[Figure contents as structured data]
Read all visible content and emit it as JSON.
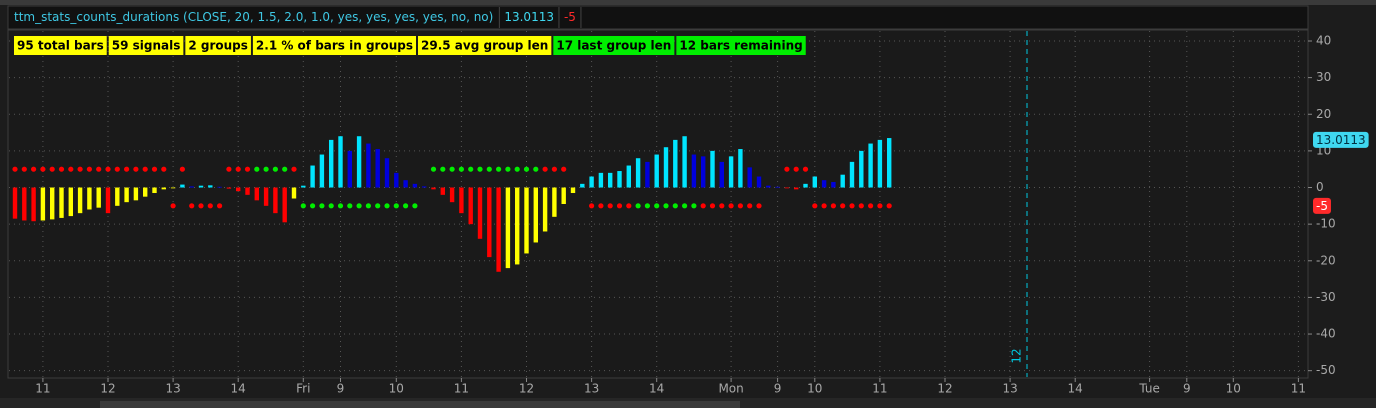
{
  "header": {
    "study": "ttm_stats_counts_durations (CLOSE, 20, 1.5, 2.0, 1.0, yes, yes, yes, yes, no, no)",
    "readouts": [
      {
        "value": 13.0113,
        "color": "#3fd8f0"
      },
      {
        "value": -5,
        "color": "#ff2a2a"
      }
    ]
  },
  "labels": [
    {
      "text": "95 total bars",
      "color": "#ffff00"
    },
    {
      "text": "59 signals",
      "color": "#ffff00"
    },
    {
      "text": "2 groups",
      "color": "#ffff00"
    },
    {
      "text": "2.1 % of bars in groups",
      "color": "#ffff00"
    },
    {
      "text": "29.5 avg group len",
      "color": "#ffff00"
    },
    {
      "text": "17 last group len",
      "color": "#00ee00"
    },
    {
      "text": "12 bars remaining",
      "color": "#00ee00"
    }
  ],
  "chart_data": {
    "type": "bar",
    "values": [
      -8.5,
      -9,
      -9.2,
      -9,
      -8.7,
      -8.3,
      -7.8,
      -7,
      -6,
      -5.5,
      -7,
      -5,
      -4,
      -3.5,
      -2.5,
      -1.5,
      -0.5,
      -0.2,
      0.8,
      0.3,
      0.5,
      0.6,
      0.2,
      -0.3,
      -1,
      -2,
      -3.5,
      -5,
      -7,
      -9.5,
      -3,
      0.5,
      6,
      9,
      13,
      14,
      10,
      14,
      12,
      10.5,
      8,
      4,
      2,
      1,
      0.3,
      -0.5,
      -2,
      -4,
      -7,
      -10,
      -14,
      -19,
      -23,
      -22,
      -21,
      -18,
      -15,
      -12,
      -8,
      -4.5,
      -1.5,
      1,
      3,
      4,
      4,
      4.5,
      6,
      8,
      7,
      9,
      11,
      13,
      14,
      9,
      8.5,
      10,
      7,
      8.5,
      10.5,
      5.5,
      3,
      0.5,
      0.2,
      -0.2,
      -0.5,
      1,
      3,
      2,
      1.5,
      3.5,
      7,
      10,
      12,
      13,
      13.5
    ],
    "palette": {
      "pos_rising": "#00e5ff",
      "pos_falling": "#0000dd",
      "neg_falling": "#ff0000",
      "neg_rising": "#ffff00"
    },
    "dot_runs": [
      {
        "from": 0,
        "to": 16,
        "value": 5,
        "color": "#ff0000"
      },
      {
        "from": 17,
        "to": 17,
        "value": -5,
        "color": "#ff0000"
      },
      {
        "from": 18,
        "to": 18,
        "value": 5,
        "color": "#ff0000"
      },
      {
        "from": 19,
        "to": 22,
        "value": -5,
        "color": "#ff0000"
      },
      {
        "from": 23,
        "to": 25,
        "value": 5,
        "color": "#ff0000"
      },
      {
        "from": 26,
        "to": 29,
        "value": 5,
        "color": "#00ee00"
      },
      {
        "from": 30,
        "to": 30,
        "value": 5,
        "color": "#ff0000"
      },
      {
        "from": 31,
        "to": 43,
        "value": -5,
        "color": "#00ee00"
      },
      {
        "from": 45,
        "to": 56,
        "value": 5,
        "color": "#00ee00"
      },
      {
        "from": 57,
        "to": 59,
        "value": 5,
        "color": "#ff0000"
      },
      {
        "from": 62,
        "to": 66,
        "value": -5,
        "color": "#ff0000"
      },
      {
        "from": 67,
        "to": 73,
        "value": -5,
        "color": "#00ee00"
      },
      {
        "from": 74,
        "to": 80,
        "value": -5,
        "color": "#ff0000"
      },
      {
        "from": 83,
        "to": 85,
        "value": 5,
        "color": "#ff0000"
      },
      {
        "from": 86,
        "to": 94,
        "value": -5,
        "color": "#ff0000"
      }
    ],
    "xlim": [
      -1,
      138.7
    ],
    "xticks": [
      {
        "value": 3,
        "label": "11"
      },
      {
        "value": 10,
        "label": "12"
      },
      {
        "value": 17,
        "label": "13"
      },
      {
        "value": 24,
        "label": "14"
      },
      {
        "value": 31,
        "label": "Fri"
      },
      {
        "value": 35,
        "label": "9"
      },
      {
        "value": 41,
        "label": "10"
      },
      {
        "value": 48,
        "label": "11"
      },
      {
        "value": 55,
        "label": "12"
      },
      {
        "value": 62,
        "label": "13"
      },
      {
        "value": 69,
        "label": "14"
      },
      {
        "value": 77,
        "label": "Mon"
      },
      {
        "value": 82,
        "label": "9"
      },
      {
        "value": 86,
        "label": "10"
      },
      {
        "value": 93,
        "label": "11"
      },
      {
        "value": 100,
        "label": "12"
      },
      {
        "value": 107,
        "label": "13"
      },
      {
        "value": 114,
        "label": "14"
      },
      {
        "value": 122,
        "label": "Tue"
      },
      {
        "value": 126,
        "label": "9"
      },
      {
        "value": 131,
        "label": "10"
      },
      {
        "value": 138,
        "label": "11"
      }
    ],
    "ylim": [
      -52,
      43
    ],
    "yticks": [
      40,
      30,
      20,
      10,
      0,
      -10,
      -20,
      -30,
      -40,
      -50
    ],
    "grid": true,
    "marker": {
      "label": "12",
      "color": "#00c8e0"
    }
  }
}
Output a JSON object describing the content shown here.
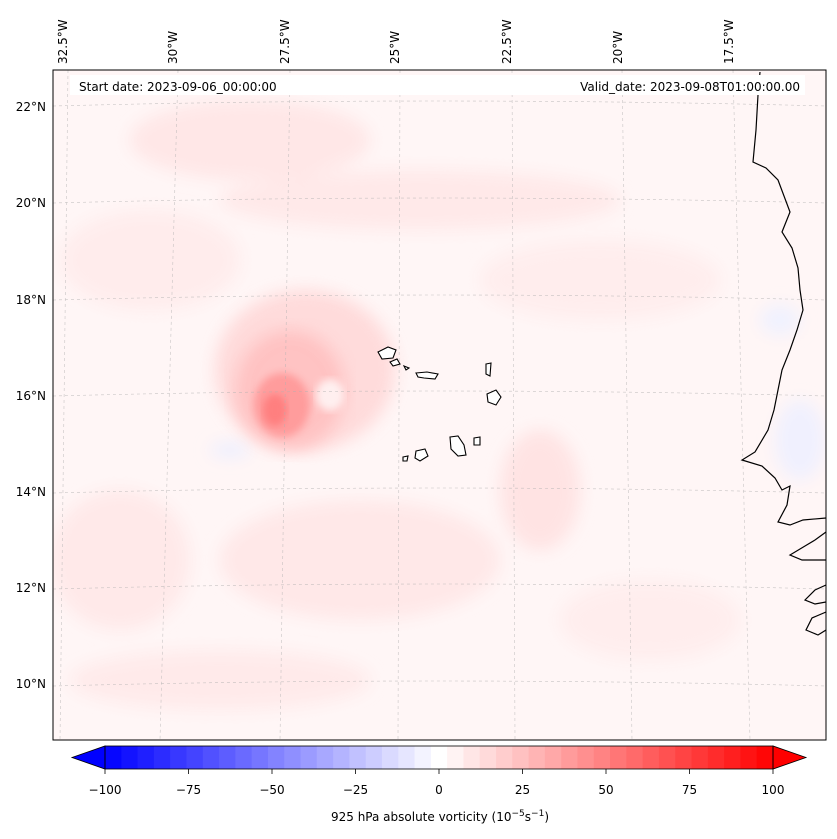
{
  "header": {
    "start_date": "Start date: 2023-09-06_00:00:00",
    "valid_date": "Valid_date: 2023-09-08T01:00:00.00"
  },
  "map": {
    "longitude_labels": [
      "32.5°W",
      "30°W",
      "27.5°W",
      "25°W",
      "22.5°W",
      "20°W",
      "17.5°W"
    ],
    "latitude_labels": [
      "22°N",
      "20°N",
      "18°N",
      "16°N",
      "14°N",
      "12°N",
      "10°N"
    ],
    "features": [
      "coastline-west-africa",
      "cape-verde-islands",
      "vorticity-maximum"
    ]
  },
  "colorbar": {
    "title_main": "925 hPa absolute vorticity (10",
    "title_exp1": "−5",
    "title_mid": "s",
    "title_exp2": "−1",
    "title_end": ")",
    "ticks": [
      "−100",
      "−75",
      "−50",
      "−25",
      "0",
      "25",
      "50",
      "75",
      "100"
    ],
    "range": [
      -100,
      100
    ],
    "n_levels": 41,
    "cmap": "bwr"
  },
  "colors": {
    "negative": "#0000ff",
    "neutral": "#ffffff",
    "positive": "#ff0000",
    "background_field": "#fff6f6",
    "coastline": "#000000"
  }
}
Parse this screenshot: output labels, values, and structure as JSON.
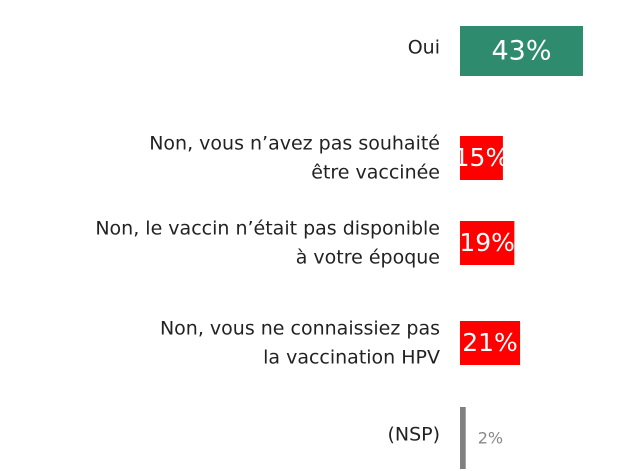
{
  "chart_data": {
    "type": "hbar",
    "categories": [
      "Oui",
      "Non, vous n’avez pas souhaité\nêtre vaccinée",
      "Non, le vaccin n’était pas disponible\nà votre époque",
      "Non, vous ne connaissiez pas\nla vaccination HPV",
      "(NSP)"
    ],
    "values": [
      43,
      15,
      19,
      21,
      2
    ],
    "value_labels": [
      "43%",
      "15%",
      "19%",
      "21%",
      "2%"
    ],
    "colors": [
      "#2e8b6e",
      "#ff0000",
      "#ff0000",
      "#ff0000",
      "#808080"
    ]
  }
}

Written request —
Omit every image. Quote each record exactly.

Task answer —
Read all visible content and emit it as JSON.
{
  "header": {
    "study": "ttm_stats_counts_durations (CLOSE, 20, 1.5, 2.0, 1.0, yes, yes, yes, yes, no, no)",
    "readouts": [
      {
        "value": 13.0113,
        "color": "#3fd8f0"
      },
      {
        "value": -5,
        "color": "#ff2a2a"
      }
    ]
  },
  "labels": [
    {
      "text": "95 total bars",
      "color": "#ffff00"
    },
    {
      "text": "59 signals",
      "color": "#ffff00"
    },
    {
      "text": "2 groups",
      "color": "#ffff00"
    },
    {
      "text": "2.1 % of bars in groups",
      "color": "#ffff00"
    },
    {
      "text": "29.5 avg group len",
      "color": "#ffff00"
    },
    {
      "text": "17 last group len",
      "color": "#00ee00"
    },
    {
      "text": "12 bars remaining",
      "color": "#00ee00"
    }
  ],
  "chart_data": {
    "type": "bar",
    "values": [
      -8.5,
      -9,
      -9.2,
      -9,
      -8.7,
      -8.3,
      -7.8,
      -7,
      -6,
      -5.5,
      -7,
      -5,
      -4,
      -3.5,
      -2.5,
      -1.5,
      -0.5,
      -0.2,
      0.8,
      0.3,
      0.5,
      0.6,
      0.2,
      -0.3,
      -1,
      -2,
      -3.5,
      -5,
      -7,
      -9.5,
      -3,
      0.5,
      6,
      9,
      13,
      14,
      10,
      14,
      12,
      10.5,
      8,
      4,
      2,
      1,
      0.3,
      -0.5,
      -2,
      -4,
      -7,
      -10,
      -14,
      -19,
      -23,
      -22,
      -21,
      -18,
      -15,
      -12,
      -8,
      -4.5,
      -1.5,
      1,
      3,
      4,
      4,
      4.5,
      6,
      8,
      7,
      9,
      11,
      13,
      14,
      9,
      8.5,
      10,
      7,
      8.5,
      10.5,
      5.5,
      3,
      0.5,
      0.2,
      -0.2,
      -0.5,
      1,
      3,
      2,
      1.5,
      3.5,
      7,
      10,
      12,
      13,
      13.5
    ],
    "palette": {
      "pos_rising": "#00e5ff",
      "pos_falling": "#0000dd",
      "neg_falling": "#ff0000",
      "neg_rising": "#ffff00"
    },
    "dot_runs": [
      {
        "from": 0,
        "to": 16,
        "value": 5,
        "color": "#ff0000"
      },
      {
        "from": 17,
        "to": 17,
        "value": -5,
        "color": "#ff0000"
      },
      {
        "from": 18,
        "to": 18,
        "value": 5,
        "color": "#ff0000"
      },
      {
        "from": 19,
        "to": 22,
        "value": -5,
        "color": "#ff0000"
      },
      {
        "from": 23,
        "to": 25,
        "value": 5,
        "color": "#ff0000"
      },
      {
        "from": 26,
        "to": 29,
        "value": 5,
        "color": "#00ee00"
      },
      {
        "from": 30,
        "to": 30,
        "value": 5,
        "color": "#ff0000"
      },
      {
        "from": 31,
        "to": 43,
        "value": -5,
        "color": "#00ee00"
      },
      {
        "from": 45,
        "to": 56,
        "value": 5,
        "color": "#00ee00"
      },
      {
        "from": 57,
        "to": 59,
        "value": 5,
        "color": "#ff0000"
      },
      {
        "from": 62,
        "to": 66,
        "value": -5,
        "color": "#ff0000"
      },
      {
        "from": 67,
        "to": 73,
        "value": -5,
        "color": "#00ee00"
      },
      {
        "from": 74,
        "to": 80,
        "value": -5,
        "color": "#ff0000"
      },
      {
        "from": 83,
        "to": 85,
        "value": 5,
        "color": "#ff0000"
      },
      {
        "from": 86,
        "to": 94,
        "value": -5,
        "color": "#ff0000"
      }
    ],
    "xlim": [
      -1,
      138.7
    ],
    "xticks": [
      {
        "value": 3,
        "label": "11"
      },
      {
        "value": 10,
        "label": "12"
      },
      {
        "value": 17,
        "label": "13"
      },
      {
        "value": 24,
        "label": "14"
      },
      {
        "value": 31,
        "label": "Fri"
      },
      {
        "value": 35,
        "label": "9"
      },
      {
        "value": 41,
        "label": "10"
      },
      {
        "value": 48,
        "label": "11"
      },
      {
        "value": 55,
        "label": "12"
      },
      {
        "value": 62,
        "label": "13"
      },
      {
        "value": 69,
        "label": "14"
      },
      {
        "value": 77,
        "label": "Mon"
      },
      {
        "value": 82,
        "label": "9"
      },
      {
        "value": 86,
        "label": "10"
      },
      {
        "value": 93,
        "label": "11"
      },
      {
        "value": 100,
        "label": "12"
      },
      {
        "value": 107,
        "label": "13"
      },
      {
        "value": 114,
        "label": "14"
      },
      {
        "value": 122,
        "label": "Tue"
      },
      {
        "value": 126,
        "label": "9"
      },
      {
        "value": 131,
        "label": "10"
      },
      {
        "value": 138,
        "label": "11"
      }
    ],
    "ylim": [
      -52,
      43
    ],
    "yticks": [
      40,
      30,
      20,
      10,
      0,
      -10,
      -20,
      -30,
      -40,
      -50
    ],
    "grid": true,
    "marker": {
      "label": "12",
      "color": "#00c8e0"
    }
  }
}
Output a JSON object describing the content shown here.
{
  "header": {
    "start_date": "Start date: 2023-09-06_00:00:00",
    "valid_date": "Valid_date: 2023-09-08T01:00:00.00"
  },
  "map": {
    "longitude_labels": [
      "32.5°W",
      "30°W",
      "27.5°W",
      "25°W",
      "22.5°W",
      "20°W",
      "17.5°W"
    ],
    "latitude_labels": [
      "22°N",
      "20°N",
      "18°N",
      "16°N",
      "14°N",
      "12°N",
      "10°N"
    ],
    "features": [
      "coastline-west-africa",
      "cape-verde-islands",
      "vorticity-maximum"
    ]
  },
  "colorbar": {
    "title_main": "925 hPa absolute vorticity (10",
    "title_exp1": "−5",
    "title_mid": "s",
    "title_exp2": "−1",
    "title_end": ")",
    "ticks": [
      "−100",
      "−75",
      "−50",
      "−25",
      "0",
      "25",
      "50",
      "75",
      "100"
    ],
    "range": [
      -100,
      100
    ],
    "n_levels": 41,
    "cmap": "bwr"
  },
  "colors": {
    "negative": "#0000ff",
    "neutral": "#ffffff",
    "positive": "#ff0000",
    "background_field": "#fff6f6",
    "coastline": "#000000"
  }
}
Parse this screenshot: output labels, values, and structure as JSON.
{
  "chart_data": {
    "type": "hbar",
    "categories": [
      "Oui",
      "Non, vous n’avez pas souhaité\nêtre vaccinée",
      "Non, le vaccin n’était pas disponible\nà votre époque",
      "Non, vous ne connaissiez pas\nla vaccination HPV",
      "(NSP)"
    ],
    "values": [
      43,
      15,
      19,
      21,
      2
    ],
    "value_labels": [
      "43%",
      "15%",
      "19%",
      "21%",
      "2%"
    ],
    "colors": [
      "#2e8b6e",
      "#ff0000",
      "#ff0000",
      "#ff0000",
      "#808080"
    ]
  }
}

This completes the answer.